* [EXTRACTED DATA]:
[start]

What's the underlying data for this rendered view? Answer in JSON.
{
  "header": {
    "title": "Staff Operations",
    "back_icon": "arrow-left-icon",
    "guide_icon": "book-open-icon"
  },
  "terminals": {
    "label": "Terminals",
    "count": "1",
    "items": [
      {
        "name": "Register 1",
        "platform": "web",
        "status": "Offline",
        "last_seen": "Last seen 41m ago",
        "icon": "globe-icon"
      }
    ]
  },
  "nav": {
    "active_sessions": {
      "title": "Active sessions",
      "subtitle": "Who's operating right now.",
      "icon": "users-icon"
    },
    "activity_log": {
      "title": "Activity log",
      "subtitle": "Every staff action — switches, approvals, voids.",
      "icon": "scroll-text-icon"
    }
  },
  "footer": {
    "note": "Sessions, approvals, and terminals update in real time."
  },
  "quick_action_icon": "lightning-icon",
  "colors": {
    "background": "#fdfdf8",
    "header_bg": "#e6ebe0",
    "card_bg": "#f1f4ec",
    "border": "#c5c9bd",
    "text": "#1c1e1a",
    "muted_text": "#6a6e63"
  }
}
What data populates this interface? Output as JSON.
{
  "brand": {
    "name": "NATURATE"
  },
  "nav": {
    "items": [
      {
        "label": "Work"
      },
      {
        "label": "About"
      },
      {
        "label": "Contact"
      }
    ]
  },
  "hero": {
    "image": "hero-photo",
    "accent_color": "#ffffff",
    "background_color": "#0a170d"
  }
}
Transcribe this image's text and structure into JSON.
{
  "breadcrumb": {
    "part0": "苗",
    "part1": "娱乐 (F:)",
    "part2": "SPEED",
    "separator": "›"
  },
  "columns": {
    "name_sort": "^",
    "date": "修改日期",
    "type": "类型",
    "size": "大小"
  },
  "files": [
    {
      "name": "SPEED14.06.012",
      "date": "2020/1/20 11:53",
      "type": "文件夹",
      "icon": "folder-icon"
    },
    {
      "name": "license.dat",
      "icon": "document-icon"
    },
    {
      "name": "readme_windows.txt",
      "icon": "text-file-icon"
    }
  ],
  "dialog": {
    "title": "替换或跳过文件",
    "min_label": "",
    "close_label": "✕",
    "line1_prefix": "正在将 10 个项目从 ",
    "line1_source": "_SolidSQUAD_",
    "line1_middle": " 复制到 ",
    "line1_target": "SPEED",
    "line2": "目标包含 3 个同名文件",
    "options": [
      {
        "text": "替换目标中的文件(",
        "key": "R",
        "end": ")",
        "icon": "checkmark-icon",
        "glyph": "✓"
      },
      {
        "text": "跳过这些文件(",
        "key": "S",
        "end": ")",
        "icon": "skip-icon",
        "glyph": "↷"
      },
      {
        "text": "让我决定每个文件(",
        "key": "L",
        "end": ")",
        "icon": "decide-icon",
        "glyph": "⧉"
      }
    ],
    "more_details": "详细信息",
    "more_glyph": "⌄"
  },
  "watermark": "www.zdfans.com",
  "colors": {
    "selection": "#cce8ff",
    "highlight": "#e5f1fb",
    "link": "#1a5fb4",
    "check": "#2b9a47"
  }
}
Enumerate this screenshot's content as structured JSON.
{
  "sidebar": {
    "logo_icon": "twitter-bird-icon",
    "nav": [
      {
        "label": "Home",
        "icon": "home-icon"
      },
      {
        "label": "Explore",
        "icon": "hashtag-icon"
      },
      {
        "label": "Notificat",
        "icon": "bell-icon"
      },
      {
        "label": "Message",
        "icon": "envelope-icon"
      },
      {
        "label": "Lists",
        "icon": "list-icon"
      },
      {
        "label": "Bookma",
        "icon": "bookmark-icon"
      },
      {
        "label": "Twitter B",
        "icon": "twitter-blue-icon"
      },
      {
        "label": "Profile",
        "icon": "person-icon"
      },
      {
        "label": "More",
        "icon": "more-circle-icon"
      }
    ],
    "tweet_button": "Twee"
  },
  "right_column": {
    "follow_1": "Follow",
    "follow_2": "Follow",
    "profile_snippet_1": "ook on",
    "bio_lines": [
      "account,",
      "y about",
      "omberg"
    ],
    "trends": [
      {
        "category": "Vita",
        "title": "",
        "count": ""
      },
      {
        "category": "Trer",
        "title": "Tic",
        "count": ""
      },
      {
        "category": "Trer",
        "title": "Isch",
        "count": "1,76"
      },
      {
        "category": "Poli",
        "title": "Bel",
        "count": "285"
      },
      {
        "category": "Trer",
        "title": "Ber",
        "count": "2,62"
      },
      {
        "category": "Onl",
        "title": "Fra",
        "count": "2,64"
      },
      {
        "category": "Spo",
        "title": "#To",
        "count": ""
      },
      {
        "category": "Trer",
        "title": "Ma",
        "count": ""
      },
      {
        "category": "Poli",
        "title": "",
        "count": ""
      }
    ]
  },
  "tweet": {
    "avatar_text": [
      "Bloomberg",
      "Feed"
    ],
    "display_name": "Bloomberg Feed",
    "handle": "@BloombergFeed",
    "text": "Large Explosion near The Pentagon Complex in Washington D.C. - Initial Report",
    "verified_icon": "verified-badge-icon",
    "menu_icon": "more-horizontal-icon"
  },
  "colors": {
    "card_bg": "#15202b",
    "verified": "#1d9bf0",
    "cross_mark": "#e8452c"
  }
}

[end]

* [TASK INSTRUCTIONS]:
Repeat the data above exactly.

* [ANSWER FOR THE TASK]:
What's the underlying data for this rendered view? Answer in JSON.
{
  "header": {
    "title": "Staff Operations",
    "back_icon": "arrow-left-icon",
    "guide_icon": "book-open-icon"
  },
  "terminals": {
    "label": "Terminals",
    "count": "1",
    "items": [
      {
        "name": "Register 1",
        "platform": "web",
        "status": "Offline",
        "last_seen": "Last seen 41m ago",
        "icon": "globe-icon"
      }
    ]
  },
  "nav": {
    "active_sessions": {
      "title": "Active sessions",
      "subtitle": "Who's operating right now.",
      "icon": "users-icon"
    },
    "activity_log": {
      "title": "Activity log",
      "subtitle": "Every staff action — switches, approvals, voids.",
      "icon": "scroll-text-icon"
    }
  },
  "footer": {
    "note": "Sessions, approvals, and terminals update in real time."
  },
  "quick_action_icon": "lightning-icon",
  "colors": {
    "background": "#fdfdf8",
    "header_bg": "#e6ebe0",
    "card_bg": "#f1f4ec",
    "border": "#c5c9bd",
    "text": "#1c1e1a",
    "muted_text": "#6a6e63"
  }
}
What data populates this interface? Output as JSON.
{
  "brand": {
    "name": "NATURATE"
  },
  "nav": {
    "items": [
      {
        "label": "Work"
      },
      {
        "label": "About"
      },
      {
        "label": "Contact"
      }
    ]
  },
  "hero": {
    "image": "hero-photo",
    "accent_color": "#ffffff",
    "background_color": "#0a170d"
  }
}
Transcribe this image's text and structure into JSON.
{
  "breadcrumb": {
    "part0": "苗",
    "part1": "娱乐 (F:)",
    "part2": "SPEED",
    "separator": "›"
  },
  "columns": {
    "name_sort": "^",
    "date": "修改日期",
    "type": "类型",
    "size": "大小"
  },
  "files": [
    {
      "name": "SPEED14.06.012",
      "date": "2020/1/20 11:53",
      "type": "文件夹",
      "icon": "folder-icon"
    },
    {
      "name": "license.dat",
      "icon": "document-icon"
    },
    {
      "name": "readme_windows.txt",
      "icon": "text-file-icon"
    }
  ],
  "dialog": {
    "title": "替换或跳过文件",
    "min_label": "",
    "close_label": "✕",
    "line1_prefix": "正在将 10 个项目从 ",
    "line1_source": "_SolidSQUAD_",
    "line1_middle": " 复制到 ",
    "line1_target": "SPEED",
    "line2": "目标包含 3 个同名文件",
    "options": [
      {
        "text": "替换目标中的文件(",
        "key": "R",
        "end": ")",
        "icon": "checkmark-icon",
        "glyph": "✓"
      },
      {
        "text": "跳过这些文件(",
        "key": "S",
        "end": ")",
        "icon": "skip-icon",
        "glyph": "↷"
      },
      {
        "text": "让我决定每个文件(",
        "key": "L",
        "end": ")",
        "icon": "decide-icon",
        "glyph": "⧉"
      }
    ],
    "more_details": "详细信息",
    "more_glyph": "⌄"
  },
  "watermark": "www.zdfans.com",
  "colors": {
    "selection": "#cce8ff",
    "highlight": "#e5f1fb",
    "link": "#1a5fb4",
    "check": "#2b9a47"
  }
}
Enumerate this screenshot's content as structured JSON.
{
  "sidebar": {
    "logo_icon": "twitter-bird-icon",
    "nav": [
      {
        "label": "Home",
        "icon": "home-icon"
      },
      {
        "label": "Explore",
        "icon": "hashtag-icon"
      },
      {
        "label": "Notificat",
        "icon": "bell-icon"
      },
      {
        "label": "Message",
        "icon": "envelope-icon"
      },
      {
        "label": "Lists",
        "icon": "list-icon"
      },
      {
        "label": "Bookma",
        "icon": "bookmark-icon"
      },
      {
        "label": "Twitter B",
        "icon": "twitter-blue-icon"
      },
      {
        "label": "Profile",
        "icon": "person-icon"
      },
      {
        "label": "More",
        "icon": "more-circle-icon"
      }
    ],
    "tweet_button": "Twee"
  },
  "right_column": {
    "follow_1": "Follow",
    "follow_2": "Follow",
    "profile_snippet_1": "ook on",
    "bio_lines": [
      "account,",
      "y about",
      "omberg"
    ],
    "trends": [
      {
        "category": "Vita",
        "title": "",
        "count": ""
      },
      {
        "category": "Trer",
        "title": "Tic",
        "count": ""
      },
      {
        "category": "Trer",
        "title": "Isch",
        "count": "1,76"
      },
      {
        "category": "Poli",
        "title": "Bel",
        "count": "285"
      },
      {
        "category": "Trer",
        "title": "Ber",
        "count": "2,62"
      },
      {
        "category": "Onl",
        "title": "Fra",
        "count": "2,64"
      },
      {
        "category": "Spo",
        "title": "#To",
        "count": ""
      },
      {
        "category": "Trer",
        "title": "Ma",
        "count": ""
      },
      {
        "category": "Poli",
        "title": "",
        "count": ""
      }
    ]
  },
  "tweet": {
    "avatar_text": [
      "Bloomberg",
      "Feed"
    ],
    "display_name": "Bloomberg Feed",
    "handle": "@BloombergFeed",
    "text": "Large Explosion near The Pentagon Complex in Washington D.C. - Initial Report",
    "verified_icon": "verified-badge-icon",
    "menu_icon": "more-horizontal-icon"
  },
  "colors": {
    "card_bg": "#15202b",
    "verified": "#1d9bf0",
    "cross_mark": "#e8452c"
  }
}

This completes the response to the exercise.